Saved data entries:

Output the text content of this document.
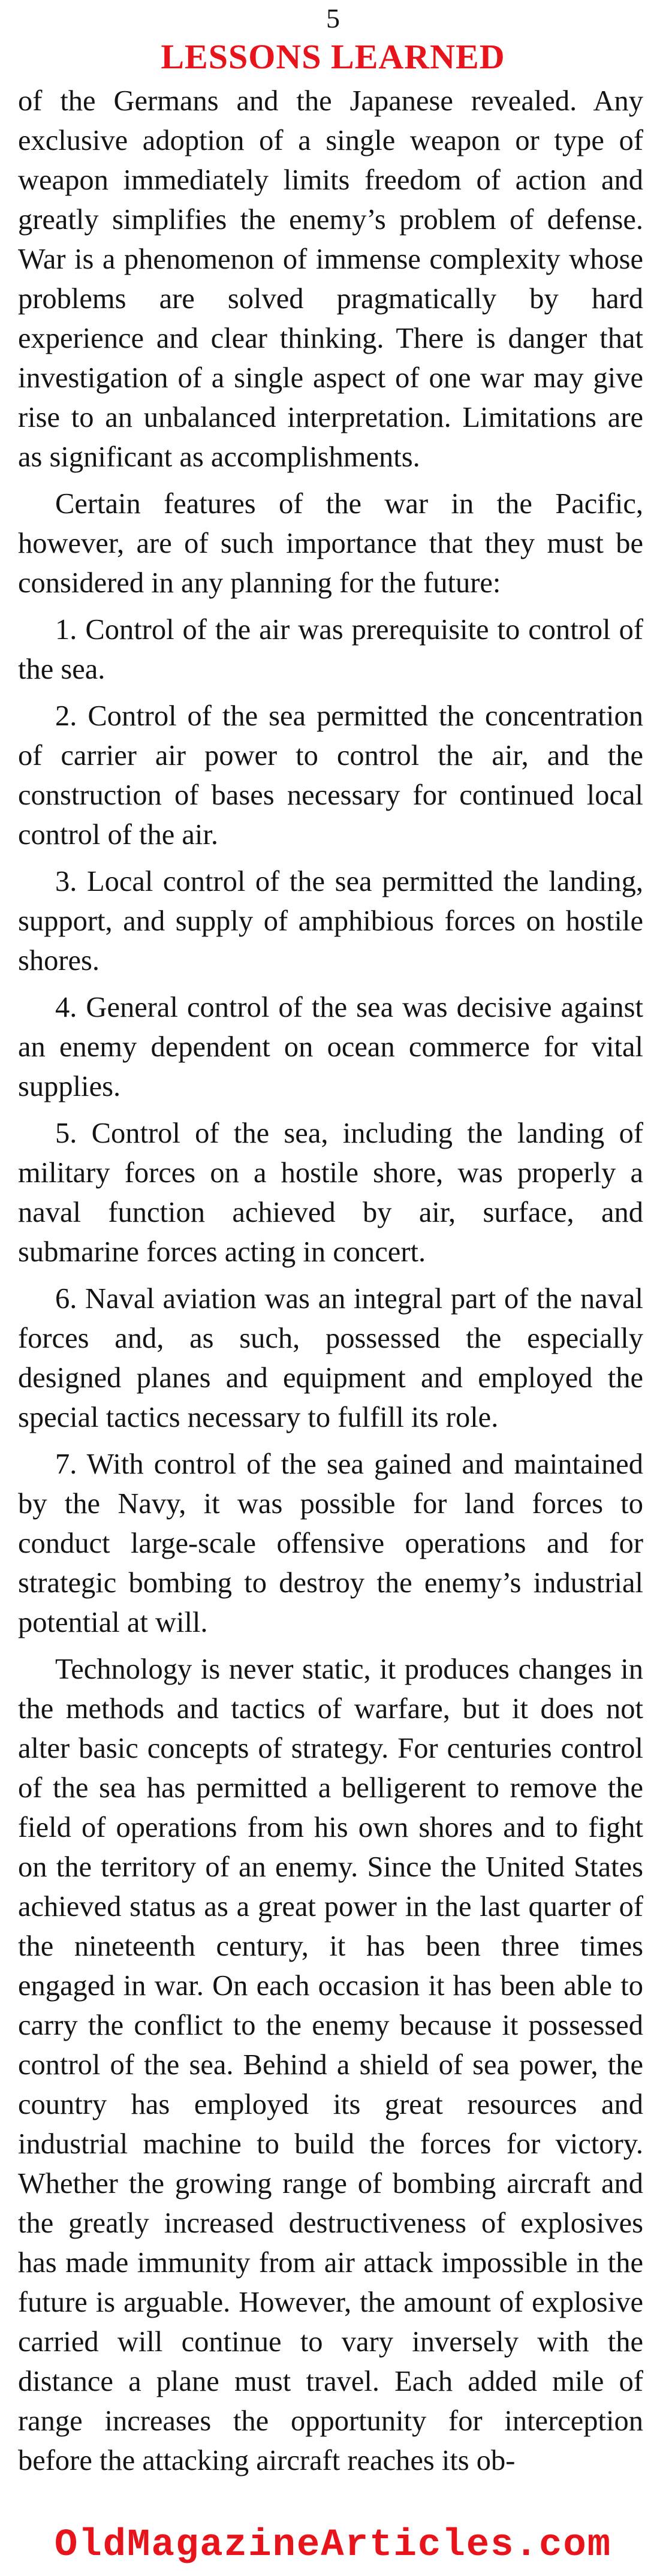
5
LESSONS LEARNED

of the Germans and the Japanese revealed. Any exclusive adoption of a single weapon or type of weapon immediately limits freedom of action and greatly simplifies the enemy’s problem of defense. War is a phenomenon of immense complexity whose problems are solved pragmatically by hard experience and clear thinking. There is danger that investigation of a single aspect of one war may give rise to an unbalanced interpretation. Limitations are as significant as accomplishments.

Certain features of the war in the Pacific, however, are of such importance that they must be considered in any planning for the future:

1. Control of the air was prerequisite to control of the sea.

2. Control of the sea permitted the concentration of carrier air power to control the air, and the construction of bases necessary for continued local control of the air.

3. Local control of the sea permitted the landing, support, and supply of amphibious forces on hostile shores.

4. General control of the sea was decisive against an enemy dependent on ocean commerce for vital supplies.

5. Control of the sea, including the landing of military forces on a hostile shore, was properly a naval function achieved by air, surface, and submarine forces acting in concert.

6. Naval aviation was an integral part of the naval forces and, as such, possessed the especially designed planes and equipment and employed the special tactics necessary to fulfill its role.

7. With control of the sea gained and maintained by the Navy, it was possible for land forces to conduct large-scale offensive operations and for strategic bombing to destroy the enemy’s industrial potential at will.

Technology is never static, it produces changes in the methods and tactics of warfare, but it does not alter basic concepts of strategy. For centuries control of the sea has permitted a belligerent to remove the field of operations from his own shores and to fight on the territory of an enemy. Since the United States achieved status as a great power in the last quarter of the nineteenth century, it has been three times engaged in war. On each occasion it has been able to carry the conflict to the enemy because it possessed control of the sea. Behind a shield of sea power, the country has employed its great resources and industrial machine to build the forces for victory. Whether the growing range of bombing aircraft and the greatly increased destructiveness of explosives has made immunity from air attack impossible in the future is arguable. However, the amount of explosive carried will continue to vary inversely with the distance a plane must travel. Each added mile of range increases the opportunity for interception before the attacking aircraft reaches its ob-

OldMagazineArticles.com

◆ **Directions**
Filter the data for the string "necessary" and copy every line that has it.

◆ **Exercise output**
2. Control of the sea permitted the concentration of carrier air power to control the air, and the construction of bases necessary for continued local control of the air.
6. Naval aviation was an integral part of the naval forces and, as such, possessed the especially designed planes and equipment and employed the special tactics necessary to fulfill its role.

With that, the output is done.